### Prompt
Write out all records as given; omit images.

### Records for this exercise
+++
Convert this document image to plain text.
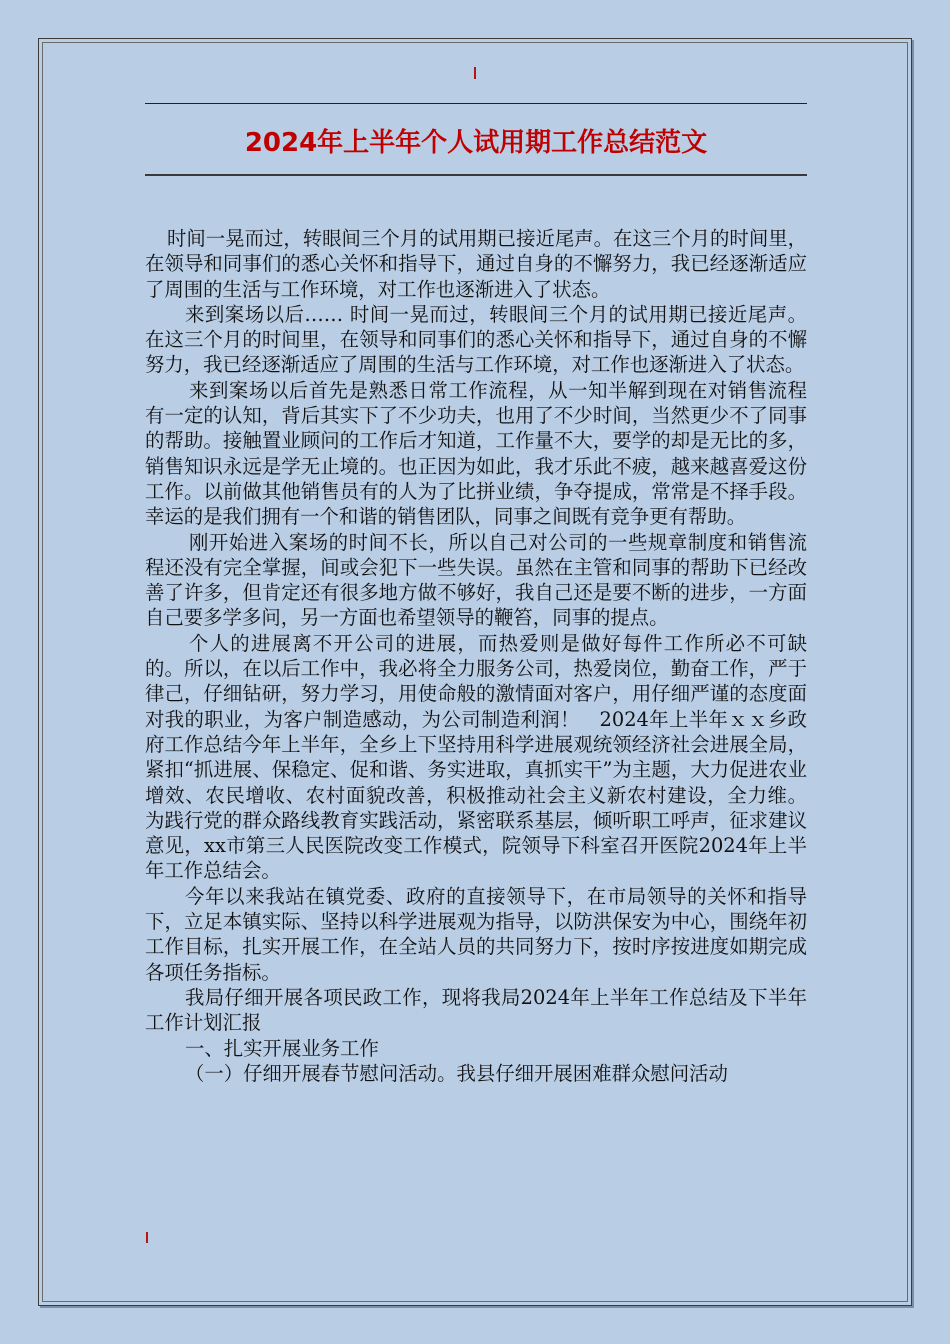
2024年上半年个人试用期工作总结范文

时间一晃而过，转眼间三个月的试用期已接近尾声。在这三个月的时间里，在领导和同事们的悉心关怀和指导下，通过自身的不懈努力，我已经逐渐适应了周围的生活与工作环境，对工作也逐渐进入了状态。

来到案场以后…… 时间一晃而过，转眼间三个月的试用期已接近尾声。在这三个月的时间里，在领导和同事们的悉心关怀和指导下，通过自身的不懈努力，我已经逐渐适应了周围的生活与工作环境，对工作也逐渐进入了状态。

来到案场以后首先是熟悉日常工作流程，从一知半解到现在对销售流程有一定的认知，背后其实下了不少功夫，也用了不少时间，当然更少不了同事的帮助。接触置业顾问的工作后才知道，工作量不大，要学的却是无比的多，销售知识永远是学无止境的。也正因为如此，我才乐此不疲，越来越喜爱这份工作。以前做其他销售员有的人为了比拼业绩，争夺提成，常常是不择手段。幸运的是我们拥有一个和谐的销售团队，同事之间既有竞争更有帮助。

刚开始进入案场的时间不长，所以自己对公司的一些规章制度和销售流程还没有完全掌握，间或会犯下一些失误。虽然在主管和同事的帮助下已经改善了许多，但肯定还有很多地方做不够好，我自己还是要不断的进步，一方面自己要多学多问，另一方面也希望领导的鞭笞，同事的提点。

个人的进展离不开公司的进展，而热爱则是做好每件工作所必不可缺的。所以，在以后工作中，我必将全力服务公司，热爱岗位，勤奋工作，严于律己，仔细钻研，努力学习，用使命般的激情面对客户，用仔细严谨的态度面对我的职业，为客户制造感动，为公司制造利润！　2024年上半年ｘｘ乡政府工作总结今年上半年，全乡上下坚持用科学进展观统领经济社会进展全局，紧扣“抓进展、保稳定、促和谐、务实进取，真抓实干”为主题，大力促进农业增效、农民增收、农村面貌改善，积极推动社会主义新农村建设，全力维。 为践行党的群众路线教育实践活动，紧密联系基层，倾听职工呼声，征求建议意见，xx市第三人民医院改变工作模式，院领导下科室召开医院2024年上半年工作总结会。

今年以来我站在镇党委、政府的直接领导下，在市局领导的关怀和指导下，立足本镇实际、坚持以科学进展观为指导，以防洪保安为中心，围绕年初工作目标，扎实开展工作，在全站人员的共同努力下，按时序按进度如期完成各项任务指标。

我局仔细开展各项民政工作，现将我局2024年上半年工作总结及下半年工作计划汇报

一、扎实开展业务工作

（一）仔细开展春节慰问活动。我县仔细开展困难群众慰问活动
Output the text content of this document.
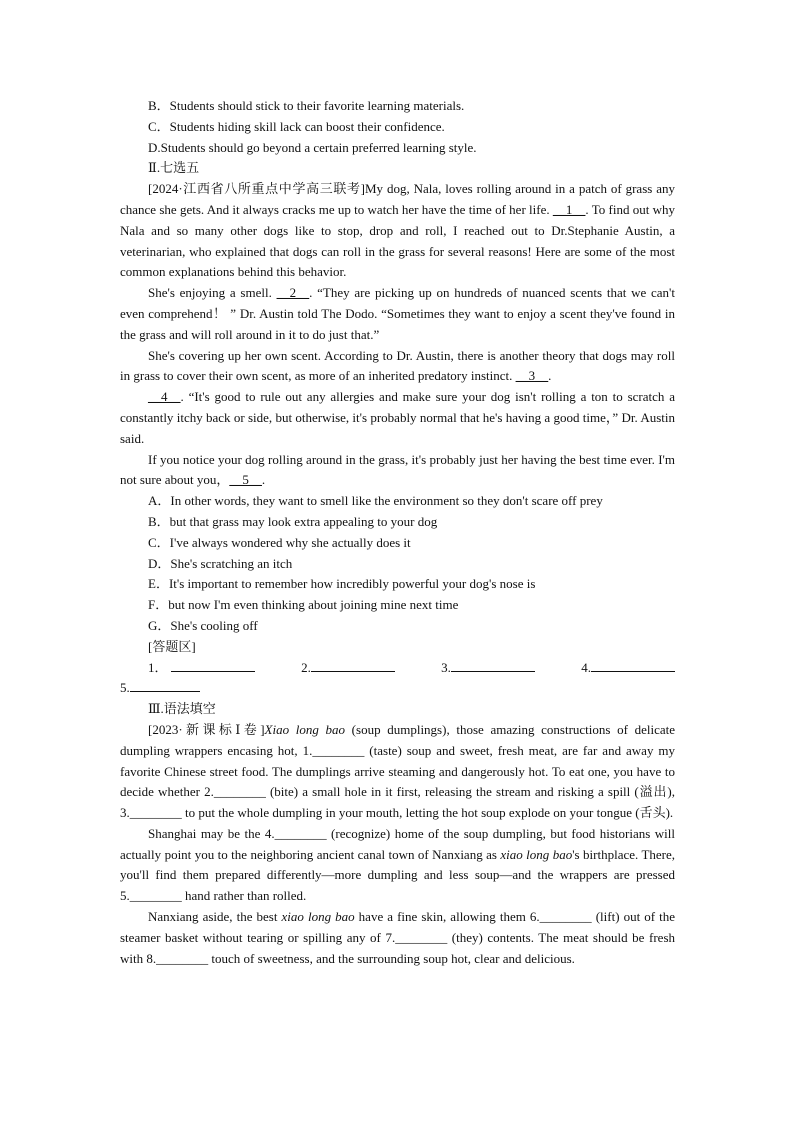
B．Students should stick to their favorite learning materials.

C．Students hiding skill lack can boost their confidence.

D.Students should go beyond a certain preferred learning style.

Ⅱ.七选五

[2024·江西省八所重点中学高三联考]My dog, Nala, loves rolling around in a patch of grass any chance she gets. And it always cracks me up to watch her have the time of her life. __1__. To find out why Nala and so many other dogs like to stop, drop and roll, I reached out to Dr.Stephanie Austin, a veterinarian, who explained that dogs can roll in the grass for several reasons! Here are some of the most common explanations behind this behavior.

She's enjoying a smell. __2__. “They are picking up on hundreds of nuanced scents that we can't even comprehend！ ” Dr. Austin told The Dodo. “Sometimes they want to enjoy a scent they've found in the grass and will roll around in it to do just that.”

She's covering up her own scent. According to Dr. Austin, there is another theory that dogs may roll in grass to cover their own scent, as more of an inherited predatory instinct. __3__.

__4__. “It's good to rule out any allergies and make sure your dog isn't rolling a ton to scratch a constantly itchy back or side, but otherwise, it's probably normal that he's having a good time，” Dr. Austin said.

If you notice your dog rolling around in the grass, it's probably just her having the best time ever. I'm not sure about you，__5__.

A．In other words, they want to smell like the environment so they don't scare off prey

B．but that grass may look extra appealing to your dog

C．I've always wondered why she actually does it

D．She's scratching an itch

E．It's important to remember how incredibly powerful your dog's nose is

F．but now I'm even thinking about joining mine next time

G．She's cooling off

[答题区]

1．	2.	3.	4.

5.

Ⅲ.语法填空

[2023·新课标Ⅰ卷]Xiao long bao (soup dumplings), those amazing constructions of delicate dumpling wrappers encasing hot, 1.________ (taste) soup and sweet, fresh meat, are far and away my favorite Chinese street food. The dumplings arrive steaming and dangerously hot. To eat one, you have to decide whether 2.________ (bite) a small hole in it first, releasing the stream and risking a spill (溢出), 3.________ to put the whole dumpling in your mouth, letting the hot soup explode on your tongue (舌头).

Shanghai may be the 4.________ (recognize) home of the soup dumpling, but food historians will actually point you to the neighboring ancient canal town of Nanxiang as xiao long bao's birthplace. There, you'll find them prepared differently—more dumpling and less soup—and the wrappers are pressed 5.________ hand rather than rolled.

Nanxiang aside, the best xiao long bao have a fine skin, allowing them 6.________ (lift) out of the steamer basket without tearing or spilling any of 7.________ (they) contents. The meat should be fresh with 8.________ touch of sweetness, and the surrounding soup hot, clear and delicious.
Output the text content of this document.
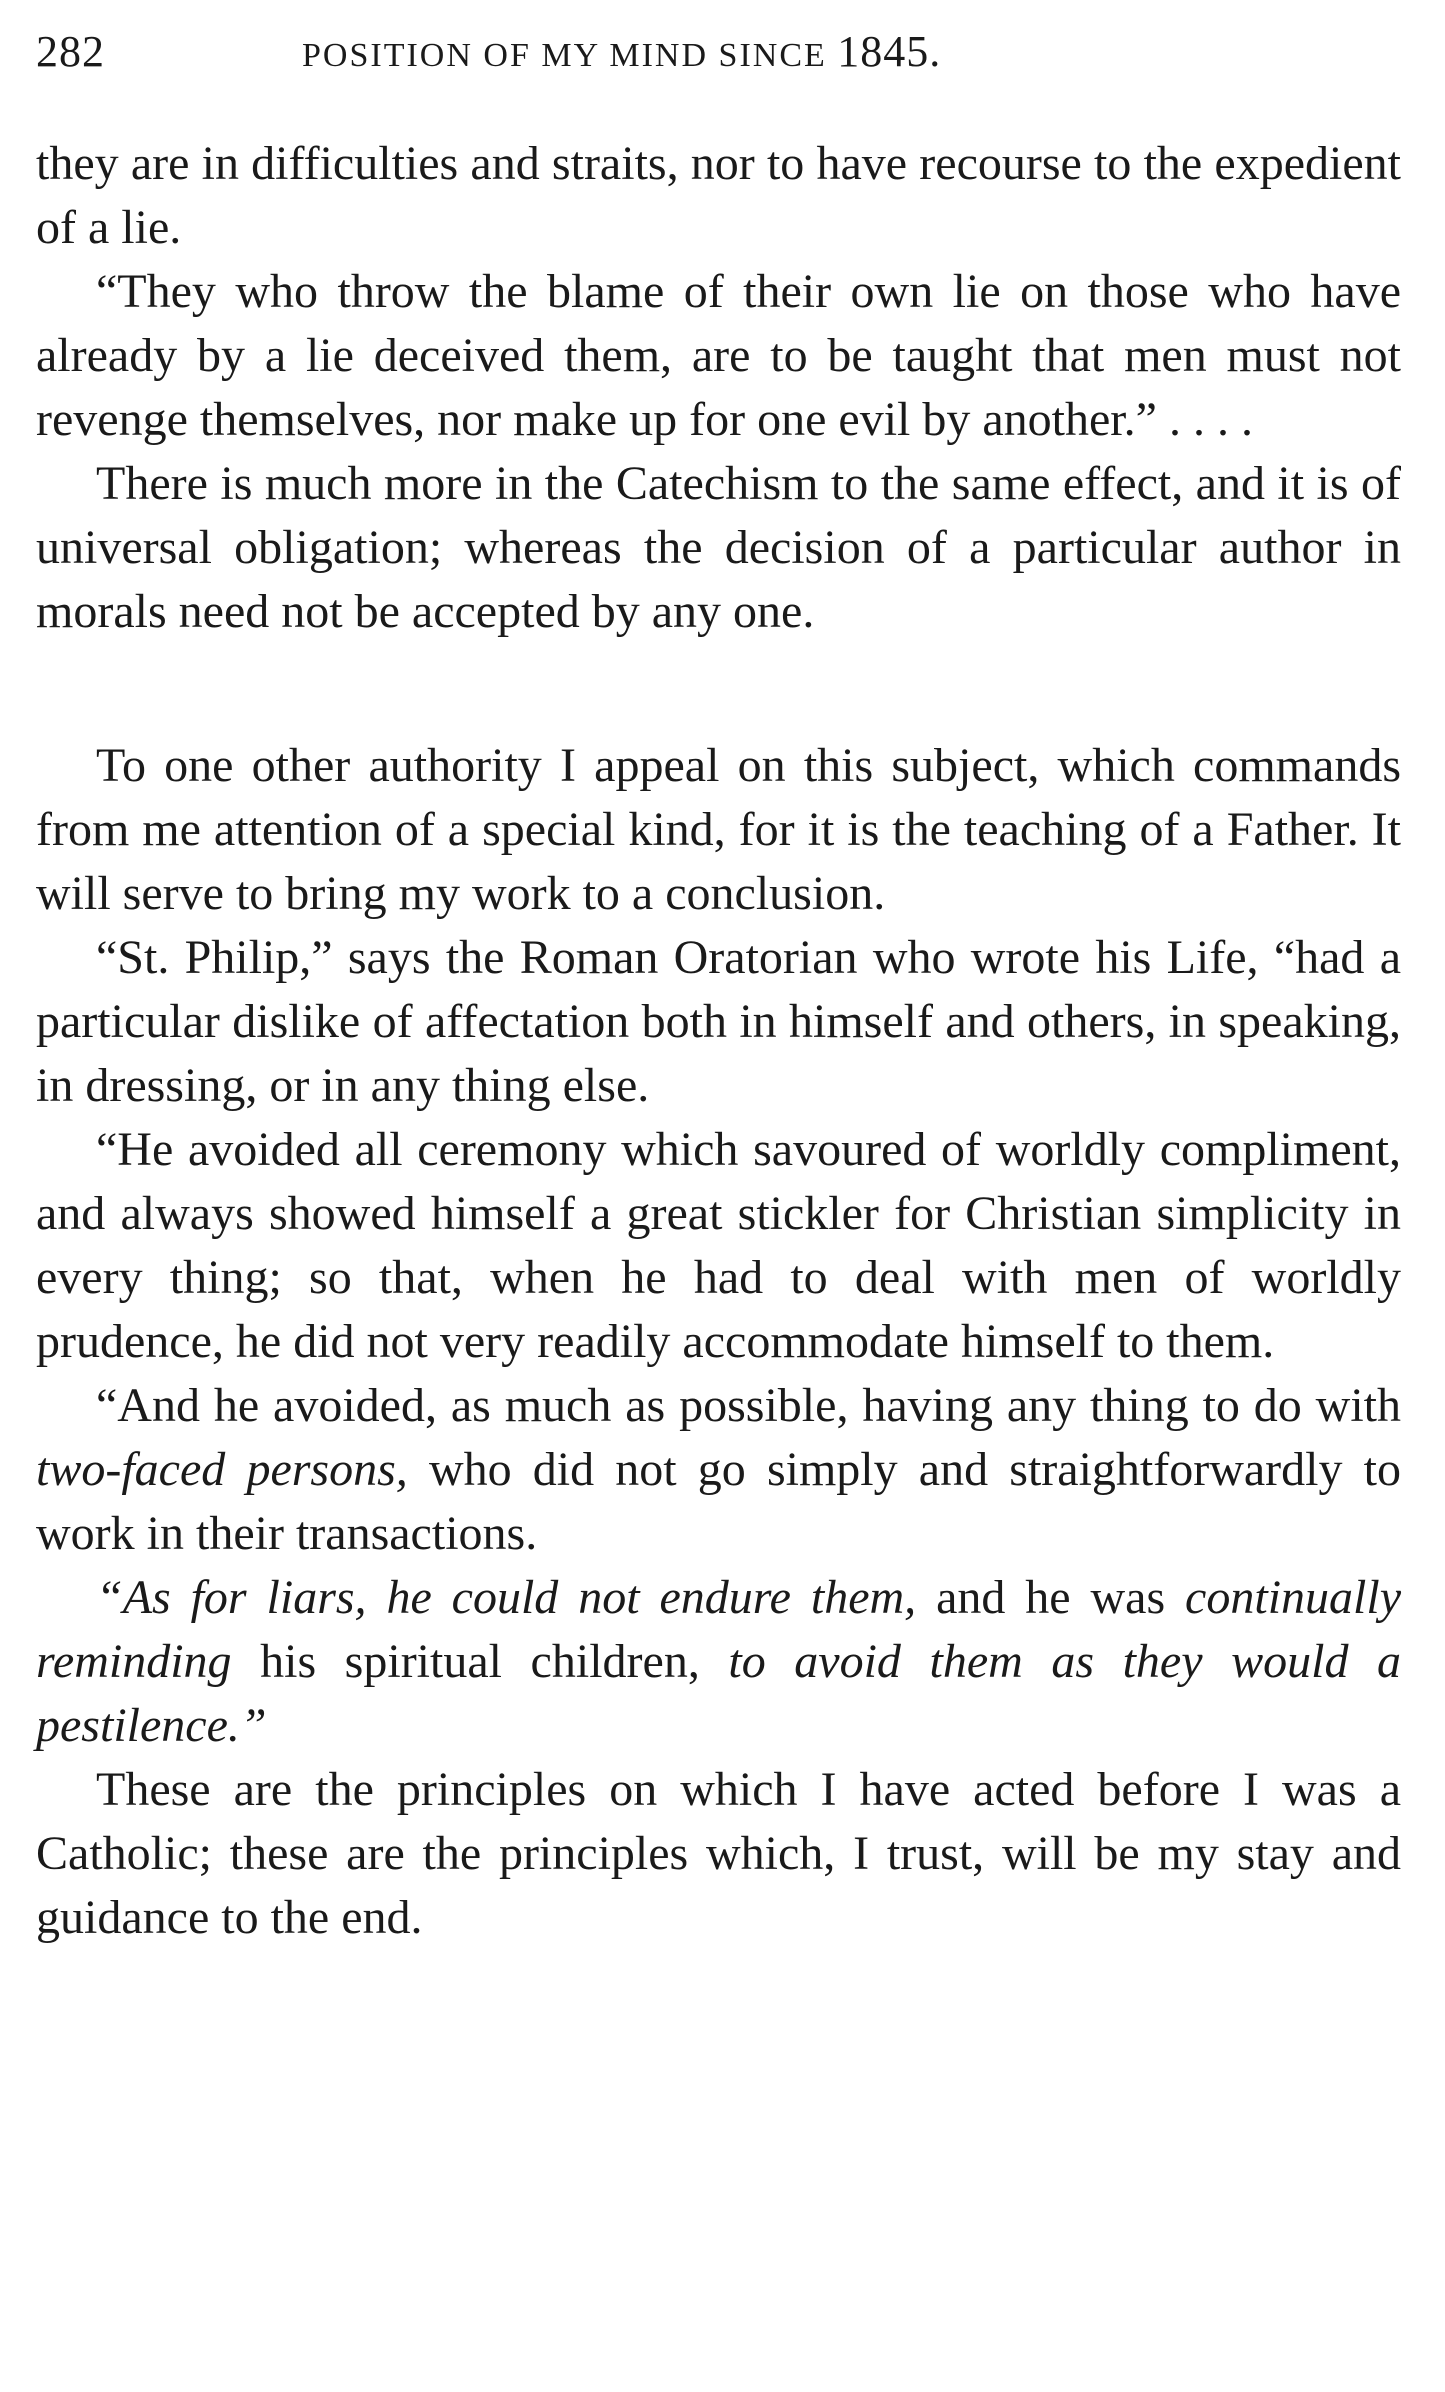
282	POSITION OF MY MIND SINCE 1845.

they are in difficulties and straits, nor to have recourse to the expedient of a lie.

“They who throw the blame of their own lie on those who have already by a lie deceived them, are to be taught that men must not revenge themselves, nor make up for one evil by another.” . . . .

There is much more in the Catechism to the same effect, and it is of universal obligation; whereas the decision of a particular author in morals need not be accepted by any one.

To one other authority I appeal on this subject, which commands from me attention of a special kind, for it is the teaching of a Father. It will serve to bring my work to a conclusion.

“St. Philip,” says the Roman Oratorian who wrote his Life, “had a particular dislike of affectation both in himself and others, in speaking, in dressing, or in any thing else.

“He avoided all ceremony which savoured of worldly compliment, and always showed himself a great stickler for Christian simplicity in every thing; so that, when he had to deal with men of worldly prudence, he did not very readily accommodate himself to them.

“And he avoided, as much as possible, having any thing to do with two-faced persons, who did not go simply and straightforwardly to work in their transactions.

“As for liars, he could not endure them, and he was continually reminding his spiritual children, to avoid them as they would a pestilence.”

These are the principles on which I have acted before I was a Catholic; these are the principles which, I trust, will be my stay and guidance to the end.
+++
### Complete response
Convert this document image to plain text.
2024年上半年个人试用期工作总结范文

时间一晃而过，转眼间三个月的试用期已接近尾声。在这三个月的时间里，在领导和同事们的悉心关怀和指导下，通过自身的不懈努力，我已经逐渐适应了周围的生活与工作环境，对工作也逐渐进入了状态。

来到案场以后…… 时间一晃而过，转眼间三个月的试用期已接近尾声。在这三个月的时间里，在领导和同事们的悉心关怀和指导下，通过自身的不懈努力，我已经逐渐适应了周围的生活与工作环境，对工作也逐渐进入了状态。

来到案场以后首先是熟悉日常工作流程，从一知半解到现在对销售流程有一定的认知，背后其实下了不少功夫，也用了不少时间，当然更少不了同事的帮助。接触置业顾问的工作后才知道，工作量不大，要学的却是无比的多，销售知识永远是学无止境的。也正因为如此，我才乐此不疲，越来越喜爱这份工作。以前做其他销售员有的人为了比拼业绩，争夺提成，常常是不择手段。幸运的是我们拥有一个和谐的销售团队，同事之间既有竞争更有帮助。

刚开始进入案场的时间不长，所以自己对公司的一些规章制度和销售流程还没有完全掌握，间或会犯下一些失误。虽然在主管和同事的帮助下已经改善了许多，但肯定还有很多地方做不够好，我自己还是要不断的进步，一方面自己要多学多问，另一方面也希望领导的鞭笞，同事的提点。

个人的进展离不开公司的进展，而热爱则是做好每件工作所必不可缺的。所以，在以后工作中，我必将全力服务公司，热爱岗位，勤奋工作，严于律己，仔细钻研，努力学习，用使命般的激情面对客户，用仔细严谨的态度面对我的职业，为客户制造感动，为公司制造利润！　2024年上半年ｘｘ乡政府工作总结今年上半年，全乡上下坚持用科学进展观统领经济社会进展全局，紧扣“抓进展、保稳定、促和谐、务实进取，真抓实干”为主题，大力促进农业增效、农民增收、农村面貌改善，积极推动社会主义新农村建设，全力维。 为践行党的群众路线教育实践活动，紧密联系基层，倾听职工呼声，征求建议意见，xx市第三人民医院改变工作模式，院领导下科室召开医院2024年上半年工作总结会。

今年以来我站在镇党委、政府的直接领导下，在市局领导的关怀和指导下，立足本镇实际、坚持以科学进展观为指导，以防洪保安为中心，围绕年初工作目标，扎实开展工作，在全站人员的共同努力下，按时序按进度如期完成各项任务指标。

我局仔细开展各项民政工作，现将我局2024年上半年工作总结及下半年工作计划汇报

一、扎实开展业务工作

（一）仔细开展春节慰问活动。我县仔细开展困难群众慰问活动
Output the text content of this document.
B．Students should stick to their favorite learning materials.

C．Students hiding skill lack can boost their confidence.

D.Students should go beyond a certain preferred learning style.

Ⅱ.七选五

[2024·江西省八所重点中学高三联考]My dog, Nala, loves rolling around in a patch of grass any chance she gets. And it always cracks me up to watch her have the time of her life. __1__. To find out why Nala and so many other dogs like to stop, drop and roll, I reached out to Dr.Stephanie Austin, a veterinarian, who explained that dogs can roll in the grass for several reasons! Here are some of the most common explanations behind this behavior.

She's enjoying a smell. __2__. “They are picking up on hundreds of nuanced scents that we can't even comprehend！ ” Dr. Austin told The Dodo. “Sometimes they want to enjoy a scent they've found in the grass and will roll around in it to do just that.”

She's covering up her own scent. According to Dr. Austin, there is another theory that dogs may roll in grass to cover their own scent, as more of an inherited predatory instinct. __3__.

__4__. “It's good to rule out any allergies and make sure your dog isn't rolling a ton to scratch a constantly itchy back or side, but otherwise, it's probably normal that he's having a good time，” Dr. Austin said.

If you notice your dog rolling around in the grass, it's probably just her having the best time ever. I'm not sure about you，__5__.

A．In other words, they want to smell like the environment so they don't scare off prey

B．but that grass may look extra appealing to your dog

C．I've always wondered why she actually does it

D．She's scratching an itch

E．It's important to remember how incredibly powerful your dog's nose is

F．but now I'm even thinking about joining mine next time

G．She's cooling off

[答题区]

1．	2.	3.	4.

5.

Ⅲ.语法填空

[2023·新课标Ⅰ卷]Xiao long bao (soup dumplings), those amazing constructions of delicate dumpling wrappers encasing hot, 1.________ (taste) soup and sweet, fresh meat, are far and away my favorite Chinese street food. The dumplings arrive steaming and dangerously hot. To eat one, you have to decide whether 2.________ (bite) a small hole in it first, releasing the stream and risking a spill (溢出), 3.________ to put the whole dumpling in your mouth, letting the hot soup explode on your tongue (舌头).

Shanghai may be the 4.________ (recognize) home of the soup dumpling, but food historians will actually point you to the neighboring ancient canal town of Nanxiang as xiao long bao's birthplace. There, you'll find them prepared differently—more dumpling and less soup—and the wrappers are pressed 5.________ hand rather than rolled.

Nanxiang aside, the best xiao long bao have a fine skin, allowing them 6.________ (lift) out of the steamer basket without tearing or spilling any of 7.________ (they) contents. The meat should be fresh with 8.________ touch of sweetness, and the surrounding soup hot, clear and delicious.
Output the text content of this document.
282	POSITION OF MY MIND SINCE 1845.

they are in difficulties and straits, nor to have recourse to the expedient of a lie.

“They who throw the blame of their own lie on those who have already by a lie deceived them, are to be taught that men must not revenge themselves, nor make up for one evil by another.” . . . .

There is much more in the Catechism to the same effect, and it is of universal obligation; whereas the decision of a particular author in morals need not be accepted by any one.

To one other authority I appeal on this subject, which commands from me attention of a special kind, for it is the teaching of a Father. It will serve to bring my work to a conclusion.

“St. Philip,” says the Roman Oratorian who wrote his Life, “had a particular dislike of affectation both in himself and others, in speaking, in dressing, or in any thing else.

“He avoided all ceremony which savoured of worldly compliment, and always showed himself a great stickler for Christian simplicity in every thing; so that, when he had to deal with men of worldly prudence, he did not very readily accommodate himself to them.

“And he avoided, as much as possible, having any thing to do with two-faced persons, who did not go simply and straightforwardly to work in their transactions.

“As for liars, he could not endure them, and he was continually reminding his spiritual children, to avoid them as they would a pestilence.”

These are the principles on which I have acted before I was a Catholic; these are the principles which, I trust, will be my stay and guidance to the end.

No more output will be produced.